### Task data:
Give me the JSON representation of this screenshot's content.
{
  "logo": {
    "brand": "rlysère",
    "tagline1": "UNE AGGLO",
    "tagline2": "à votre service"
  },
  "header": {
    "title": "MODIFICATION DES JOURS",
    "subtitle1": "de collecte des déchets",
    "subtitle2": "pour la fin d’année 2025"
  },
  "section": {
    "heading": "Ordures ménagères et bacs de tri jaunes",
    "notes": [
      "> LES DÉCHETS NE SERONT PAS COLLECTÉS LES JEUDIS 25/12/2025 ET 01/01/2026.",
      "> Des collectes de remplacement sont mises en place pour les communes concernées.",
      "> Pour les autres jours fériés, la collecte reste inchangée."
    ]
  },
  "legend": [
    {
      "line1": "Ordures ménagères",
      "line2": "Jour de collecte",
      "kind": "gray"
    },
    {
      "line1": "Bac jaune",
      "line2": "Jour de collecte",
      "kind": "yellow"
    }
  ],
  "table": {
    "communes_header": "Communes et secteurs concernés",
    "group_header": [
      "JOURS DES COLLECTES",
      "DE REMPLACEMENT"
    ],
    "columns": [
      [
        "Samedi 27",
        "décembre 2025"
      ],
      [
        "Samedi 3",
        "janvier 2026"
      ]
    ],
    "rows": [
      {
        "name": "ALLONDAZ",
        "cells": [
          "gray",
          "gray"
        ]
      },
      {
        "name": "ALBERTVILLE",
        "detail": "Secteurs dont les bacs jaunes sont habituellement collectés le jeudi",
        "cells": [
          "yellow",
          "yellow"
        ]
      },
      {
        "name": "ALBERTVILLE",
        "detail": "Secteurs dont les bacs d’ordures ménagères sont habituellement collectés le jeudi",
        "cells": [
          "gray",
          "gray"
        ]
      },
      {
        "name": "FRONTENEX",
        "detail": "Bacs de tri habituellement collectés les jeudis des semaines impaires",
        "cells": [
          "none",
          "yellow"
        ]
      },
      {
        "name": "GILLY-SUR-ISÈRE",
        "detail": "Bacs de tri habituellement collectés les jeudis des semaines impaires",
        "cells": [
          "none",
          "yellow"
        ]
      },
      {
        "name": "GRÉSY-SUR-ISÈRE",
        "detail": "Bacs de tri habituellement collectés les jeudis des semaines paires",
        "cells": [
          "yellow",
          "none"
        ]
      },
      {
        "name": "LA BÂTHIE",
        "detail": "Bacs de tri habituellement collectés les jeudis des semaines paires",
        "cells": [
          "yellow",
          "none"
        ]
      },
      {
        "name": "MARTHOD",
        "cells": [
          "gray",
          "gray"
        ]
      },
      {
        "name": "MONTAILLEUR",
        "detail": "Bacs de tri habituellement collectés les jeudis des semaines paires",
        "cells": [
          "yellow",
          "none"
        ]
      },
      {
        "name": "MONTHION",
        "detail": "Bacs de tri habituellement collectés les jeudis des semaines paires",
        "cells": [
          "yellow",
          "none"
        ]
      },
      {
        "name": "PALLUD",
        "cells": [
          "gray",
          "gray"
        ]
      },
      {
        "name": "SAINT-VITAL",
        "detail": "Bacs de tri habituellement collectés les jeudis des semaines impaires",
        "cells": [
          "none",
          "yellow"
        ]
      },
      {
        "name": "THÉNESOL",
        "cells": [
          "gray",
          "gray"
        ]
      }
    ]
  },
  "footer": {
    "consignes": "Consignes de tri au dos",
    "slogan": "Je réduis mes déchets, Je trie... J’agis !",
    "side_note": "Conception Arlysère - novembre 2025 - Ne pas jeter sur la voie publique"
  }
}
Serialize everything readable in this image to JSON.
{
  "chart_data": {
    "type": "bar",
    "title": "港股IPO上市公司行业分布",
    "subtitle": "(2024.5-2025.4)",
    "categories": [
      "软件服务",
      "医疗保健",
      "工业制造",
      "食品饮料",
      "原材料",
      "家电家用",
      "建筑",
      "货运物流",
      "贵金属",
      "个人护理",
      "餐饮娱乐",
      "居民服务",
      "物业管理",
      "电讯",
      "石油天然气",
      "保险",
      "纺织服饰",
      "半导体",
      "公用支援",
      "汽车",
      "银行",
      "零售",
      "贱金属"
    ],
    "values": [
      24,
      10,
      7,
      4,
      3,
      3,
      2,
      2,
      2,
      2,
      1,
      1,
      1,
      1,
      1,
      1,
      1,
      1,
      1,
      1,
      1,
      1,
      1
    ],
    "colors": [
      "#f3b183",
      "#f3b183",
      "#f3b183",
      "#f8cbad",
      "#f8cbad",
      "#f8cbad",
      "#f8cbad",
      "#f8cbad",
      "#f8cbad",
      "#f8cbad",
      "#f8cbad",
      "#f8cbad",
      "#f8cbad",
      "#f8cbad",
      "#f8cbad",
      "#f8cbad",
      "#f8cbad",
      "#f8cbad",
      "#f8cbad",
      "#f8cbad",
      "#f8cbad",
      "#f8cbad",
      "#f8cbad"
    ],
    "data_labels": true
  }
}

### Task:
Print all of the entries again, exactly as written.

### Task solution:
Give me the JSON representation of this screenshot's content.
{
  "logo": {
    "brand": "rlysère",
    "tagline1": "UNE AGGLO",
    "tagline2": "à votre service"
  },
  "header": {
    "title": "MODIFICATION DES JOURS",
    "subtitle1": "de collecte des déchets",
    "subtitle2": "pour la fin d’année 2025"
  },
  "section": {
    "heading": "Ordures ménagères et bacs de tri jaunes",
    "notes": [
      "> LES DÉCHETS NE SERONT PAS COLLECTÉS LES JEUDIS 25/12/2025 ET 01/01/2026.",
      "> Des collectes de remplacement sont mises en place pour les communes concernées.",
      "> Pour les autres jours fériés, la collecte reste inchangée."
    ]
  },
  "legend": [
    {
      "line1": "Ordures ménagères",
      "line2": "Jour de collecte",
      "kind": "gray"
    },
    {
      "line1": "Bac jaune",
      "line2": "Jour de collecte",
      "kind": "yellow"
    }
  ],
  "table": {
    "communes_header": "Communes et secteurs concernés",
    "group_header": [
      "JOURS DES COLLECTES",
      "DE REMPLACEMENT"
    ],
    "columns": [
      [
        "Samedi 27",
        "décembre 2025"
      ],
      [
        "Samedi 3",
        "janvier 2026"
      ]
    ],
    "rows": [
      {
        "name": "ALLONDAZ",
        "cells": [
          "gray",
          "gray"
        ]
      },
      {
        "name": "ALBERTVILLE",
        "detail": "Secteurs dont les bacs jaunes sont habituellement collectés le jeudi",
        "cells": [
          "yellow",
          "yellow"
        ]
      },
      {
        "name": "ALBERTVILLE",
        "detail": "Secteurs dont les bacs d’ordures ménagères sont habituellement collectés le jeudi",
        "cells": [
          "gray",
          "gray"
        ]
      },
      {
        "name": "FRONTENEX",
        "detail": "Bacs de tri habituellement collectés les jeudis des semaines impaires",
        "cells": [
          "none",
          "yellow"
        ]
      },
      {
        "name": "GILLY-SUR-ISÈRE",
        "detail": "Bacs de tri habituellement collectés les jeudis des semaines impaires",
        "cells": [
          "none",
          "yellow"
        ]
      },
      {
        "name": "GRÉSY-SUR-ISÈRE",
        "detail": "Bacs de tri habituellement collectés les jeudis des semaines paires",
        "cells": [
          "yellow",
          "none"
        ]
      },
      {
        "name": "LA BÂTHIE",
        "detail": "Bacs de tri habituellement collectés les jeudis des semaines paires",
        "cells": [
          "yellow",
          "none"
        ]
      },
      {
        "name": "MARTHOD",
        "cells": [
          "gray",
          "gray"
        ]
      },
      {
        "name": "MONTAILLEUR",
        "detail": "Bacs de tri habituellement collectés les jeudis des semaines paires",
        "cells": [
          "yellow",
          "none"
        ]
      },
      {
        "name": "MONTHION",
        "detail": "Bacs de tri habituellement collectés les jeudis des semaines paires",
        "cells": [
          "yellow",
          "none"
        ]
      },
      {
        "name": "PALLUD",
        "cells": [
          "gray",
          "gray"
        ]
      },
      {
        "name": "SAINT-VITAL",
        "detail": "Bacs de tri habituellement collectés les jeudis des semaines impaires",
        "cells": [
          "none",
          "yellow"
        ]
      },
      {
        "name": "THÉNESOL",
        "cells": [
          "gray",
          "gray"
        ]
      }
    ]
  },
  "footer": {
    "consignes": "Consignes de tri au dos",
    "slogan": "Je réduis mes déchets, Je trie... J’agis !",
    "side_note": "Conception Arlysère - novembre 2025 - Ne pas jeter sur la voie publique"
  }
}
Serialize everything readable in this image to JSON.
{
  "chart_data": {
    "type": "bar",
    "title": "港股IPO上市公司行业分布",
    "subtitle": "(2024.5-2025.4)",
    "categories": [
      "软件服务",
      "医疗保健",
      "工业制造",
      "食品饮料",
      "原材料",
      "家电家用",
      "建筑",
      "货运物流",
      "贵金属",
      "个人护理",
      "餐饮娱乐",
      "居民服务",
      "物业管理",
      "电讯",
      "石油天然气",
      "保险",
      "纺织服饰",
      "半导体",
      "公用支援",
      "汽车",
      "银行",
      "零售",
      "贱金属"
    ],
    "values": [
      24,
      10,
      7,
      4,
      3,
      3,
      2,
      2,
      2,
      2,
      1,
      1,
      1,
      1,
      1,
      1,
      1,
      1,
      1,
      1,
      1,
      1,
      1
    ],
    "colors": [
      "#f3b183",
      "#f3b183",
      "#f3b183",
      "#f8cbad",
      "#f8cbad",
      "#f8cbad",
      "#f8cbad",
      "#f8cbad",
      "#f8cbad",
      "#f8cbad",
      "#f8cbad",
      "#f8cbad",
      "#f8cbad",
      "#f8cbad",
      "#f8cbad",
      "#f8cbad",
      "#f8cbad",
      "#f8cbad",
      "#f8cbad",
      "#f8cbad",
      "#f8cbad",
      "#f8cbad",
      "#f8cbad"
    ],
    "data_labels": true
  }
}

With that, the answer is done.